GIVEN REQUEST
Reproduce every item below word for word, keeping each line unchanged.

RECORDS FOR THIS TASK
_ _ _ _ _

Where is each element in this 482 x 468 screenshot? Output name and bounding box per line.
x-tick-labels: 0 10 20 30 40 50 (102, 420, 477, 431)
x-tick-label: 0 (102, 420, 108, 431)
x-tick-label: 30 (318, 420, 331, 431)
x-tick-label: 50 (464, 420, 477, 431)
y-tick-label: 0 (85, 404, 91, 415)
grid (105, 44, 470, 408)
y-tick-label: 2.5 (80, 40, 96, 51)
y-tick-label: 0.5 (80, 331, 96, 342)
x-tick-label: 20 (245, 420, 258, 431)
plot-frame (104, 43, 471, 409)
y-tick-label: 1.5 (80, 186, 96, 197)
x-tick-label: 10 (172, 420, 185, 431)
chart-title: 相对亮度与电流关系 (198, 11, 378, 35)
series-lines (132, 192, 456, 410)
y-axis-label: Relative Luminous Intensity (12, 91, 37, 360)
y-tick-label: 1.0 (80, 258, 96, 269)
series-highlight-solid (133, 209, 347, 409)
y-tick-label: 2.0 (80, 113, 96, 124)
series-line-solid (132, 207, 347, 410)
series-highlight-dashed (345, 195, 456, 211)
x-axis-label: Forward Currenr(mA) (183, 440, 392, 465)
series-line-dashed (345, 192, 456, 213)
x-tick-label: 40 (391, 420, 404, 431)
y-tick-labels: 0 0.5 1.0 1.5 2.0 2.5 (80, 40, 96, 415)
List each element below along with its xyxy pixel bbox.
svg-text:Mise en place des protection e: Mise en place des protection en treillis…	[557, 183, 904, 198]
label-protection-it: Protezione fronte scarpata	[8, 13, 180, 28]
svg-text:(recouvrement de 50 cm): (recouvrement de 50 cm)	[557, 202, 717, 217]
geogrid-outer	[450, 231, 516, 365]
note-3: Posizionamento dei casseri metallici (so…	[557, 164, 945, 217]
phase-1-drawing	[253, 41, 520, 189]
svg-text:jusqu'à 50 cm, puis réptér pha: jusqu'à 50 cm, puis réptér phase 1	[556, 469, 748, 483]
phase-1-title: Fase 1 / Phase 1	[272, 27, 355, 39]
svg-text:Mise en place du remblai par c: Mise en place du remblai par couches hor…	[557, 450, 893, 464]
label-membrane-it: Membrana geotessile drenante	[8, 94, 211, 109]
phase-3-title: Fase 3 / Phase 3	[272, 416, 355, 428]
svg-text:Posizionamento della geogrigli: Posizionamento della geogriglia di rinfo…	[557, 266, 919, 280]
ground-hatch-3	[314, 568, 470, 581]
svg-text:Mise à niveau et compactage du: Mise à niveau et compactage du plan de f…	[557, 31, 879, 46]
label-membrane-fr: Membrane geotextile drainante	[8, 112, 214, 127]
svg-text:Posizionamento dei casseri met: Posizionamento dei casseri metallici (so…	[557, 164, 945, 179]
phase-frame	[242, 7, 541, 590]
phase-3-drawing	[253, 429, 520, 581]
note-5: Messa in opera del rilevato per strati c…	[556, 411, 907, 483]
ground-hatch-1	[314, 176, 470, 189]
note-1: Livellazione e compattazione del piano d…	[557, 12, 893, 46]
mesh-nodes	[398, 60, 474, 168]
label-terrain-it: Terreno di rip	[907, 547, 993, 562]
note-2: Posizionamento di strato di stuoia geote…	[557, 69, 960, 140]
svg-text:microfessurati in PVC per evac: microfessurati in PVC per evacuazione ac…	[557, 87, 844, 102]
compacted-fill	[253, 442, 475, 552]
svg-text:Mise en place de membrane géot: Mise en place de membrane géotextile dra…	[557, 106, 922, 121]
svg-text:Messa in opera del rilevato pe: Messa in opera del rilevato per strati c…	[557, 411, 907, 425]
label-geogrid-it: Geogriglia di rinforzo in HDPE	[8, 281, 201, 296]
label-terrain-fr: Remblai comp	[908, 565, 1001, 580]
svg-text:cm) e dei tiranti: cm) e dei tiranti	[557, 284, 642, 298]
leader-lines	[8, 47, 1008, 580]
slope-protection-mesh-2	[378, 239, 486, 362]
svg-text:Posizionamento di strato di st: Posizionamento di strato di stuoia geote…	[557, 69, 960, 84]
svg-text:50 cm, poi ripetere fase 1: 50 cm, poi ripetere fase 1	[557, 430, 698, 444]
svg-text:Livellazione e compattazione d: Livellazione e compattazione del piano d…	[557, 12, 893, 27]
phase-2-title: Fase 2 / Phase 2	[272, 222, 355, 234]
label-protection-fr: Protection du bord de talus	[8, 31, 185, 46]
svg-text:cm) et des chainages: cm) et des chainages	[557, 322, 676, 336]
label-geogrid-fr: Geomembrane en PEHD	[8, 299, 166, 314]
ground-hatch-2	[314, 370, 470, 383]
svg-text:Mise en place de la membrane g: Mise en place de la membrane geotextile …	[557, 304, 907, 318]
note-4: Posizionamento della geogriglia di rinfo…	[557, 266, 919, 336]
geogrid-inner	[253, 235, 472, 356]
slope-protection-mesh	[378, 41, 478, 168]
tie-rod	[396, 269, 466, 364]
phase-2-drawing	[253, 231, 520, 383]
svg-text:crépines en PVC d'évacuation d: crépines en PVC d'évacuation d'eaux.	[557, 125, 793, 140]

_ _ _ _ _

OUTPUT
Where is each element in this 482 x 468 screenshot? Output name and bounding box per line.
x-tick-labels: 0 10 20 30 40 50 (102, 420, 477, 431)
x-tick-label: 0 (102, 420, 108, 431)
x-tick-label: 30 (318, 420, 331, 431)
x-tick-label: 50 (464, 420, 477, 431)
y-tick-label: 0 (85, 404, 91, 415)
grid (105, 44, 470, 408)
y-tick-label: 2.5 (80, 40, 96, 51)
y-tick-label: 0.5 (80, 331, 96, 342)
x-tick-label: 20 (245, 420, 258, 431)
plot-frame (104, 43, 471, 409)
y-tick-label: 1.5 (80, 186, 96, 197)
x-tick-label: 10 (172, 420, 185, 431)
chart-title: 相对亮度与电流关系 (198, 11, 378, 35)
series-lines (132, 192, 456, 410)
y-axis-label: Relative Luminous Intensity (12, 91, 37, 360)
y-tick-label: 1.0 (80, 258, 96, 269)
series-highlight-solid (133, 209, 347, 409)
y-tick-label: 2.0 (80, 113, 96, 124)
series-line-solid (132, 207, 347, 410)
series-highlight-dashed (345, 195, 456, 211)
x-axis-label: Forward Currenr(mA) (183, 440, 392, 465)
series-line-dashed (345, 192, 456, 213)
x-tick-label: 40 (391, 420, 404, 431)
y-tick-labels: 0 0.5 1.0 1.5 2.0 2.5 (80, 40, 96, 415)
List each element below along with its xyxy pixel bbox.
svg-text:Mise en place des protection e: Mise en place des protection en treillis…	[557, 183, 904, 198]
label-protection-it: Protezione fronte scarpata	[8, 13, 180, 28]
svg-text:(recouvrement de 50 cm): (recouvrement de 50 cm)	[557, 202, 717, 217]
geogrid-outer	[450, 231, 516, 365]
note-3: Posizionamento dei casseri metallici (so…	[557, 164, 945, 217]
phase-1-drawing	[253, 41, 520, 189]
svg-text:jusqu'à 50 cm, puis réptér pha: jusqu'à 50 cm, puis réptér phase 1	[556, 469, 748, 483]
phase-1-title: Fase 1 / Phase 1	[272, 27, 355, 39]
svg-text:Mise en place du remblai par c: Mise en place du remblai par couches hor…	[557, 450, 893, 464]
label-membrane-it: Membrana geotessile drenante	[8, 94, 211, 109]
phase-3-title: Fase 3 / Phase 3	[272, 416, 355, 428]
svg-text:Posizionamento della geogrigli: Posizionamento della geogriglia di rinfo…	[557, 266, 919, 280]
ground-hatch-3	[314, 568, 470, 581]
svg-text:Mise à niveau et compactage du: Mise à niveau et compactage du plan de f…	[557, 31, 879, 46]
label-membrane-fr: Membrane geotextile drainante	[8, 112, 214, 127]
svg-text:Posizionamento dei casseri met: Posizionamento dei casseri metallici (so…	[557, 164, 945, 179]
phase-frame	[242, 7, 541, 590]
phase-3-drawing	[253, 429, 520, 581]
note-5: Messa in opera del rilevato per strati c…	[556, 411, 907, 483]
ground-hatch-1	[314, 176, 470, 189]
note-1: Livellazione e compattazione del piano d…	[557, 12, 893, 46]
mesh-nodes	[398, 60, 474, 168]
label-terrain-it: Terreno di rip	[907, 547, 993, 562]
note-2: Posizionamento di strato di stuoia geote…	[557, 69, 960, 140]
svg-text:microfessurati in PVC per evac: microfessurati in PVC per evacuazione ac…	[557, 87, 844, 102]
compacted-fill	[253, 442, 475, 552]
svg-text:Mise en place de membrane géot: Mise en place de membrane géotextile dra…	[557, 106, 922, 121]
svg-text:Messa in opera del rilevato pe: Messa in opera del rilevato per strati c…	[557, 411, 907, 425]
label-geogrid-it: Geogriglia di rinforzo in HDPE	[8, 281, 201, 296]
label-terrain-fr: Remblai comp	[908, 565, 1001, 580]
svg-text:cm) e dei tiranti: cm) e dei tiranti	[557, 284, 642, 298]
leader-lines	[8, 47, 1008, 580]
slope-protection-mesh-2	[378, 239, 486, 362]
svg-text:Posizionamento di strato di st: Posizionamento di strato di stuoia geote…	[557, 69, 960, 84]
svg-text:50 cm, poi ripetere fase 1: 50 cm, poi ripetere fase 1	[557, 430, 698, 444]
svg-text:Livellazione e compattazione d: Livellazione e compattazione del piano d…	[557, 12, 893, 27]
phase-2-title: Fase 2 / Phase 2	[272, 222, 355, 234]
label-protection-fr: Protection du bord de talus	[8, 31, 185, 46]
svg-text:cm) et des chainages: cm) et des chainages	[557, 322, 676, 336]
label-geogrid-fr: Geomembrane en PEHD	[8, 299, 166, 314]
ground-hatch-2	[314, 370, 470, 383]
svg-text:Mise en place de la membrane g: Mise en place de la membrane geotextile …	[557, 304, 907, 318]
note-4: Posizionamento della geogriglia di rinfo…	[557, 266, 919, 336]
geogrid-inner	[253, 235, 472, 356]
slope-protection-mesh	[378, 41, 478, 168]
tie-rod	[396, 269, 466, 364]
phase-2-drawing	[253, 231, 520, 383]
svg-text:crépines en PVC d'évacuation d: crépines en PVC d'évacuation d'eaux.	[557, 125, 793, 140]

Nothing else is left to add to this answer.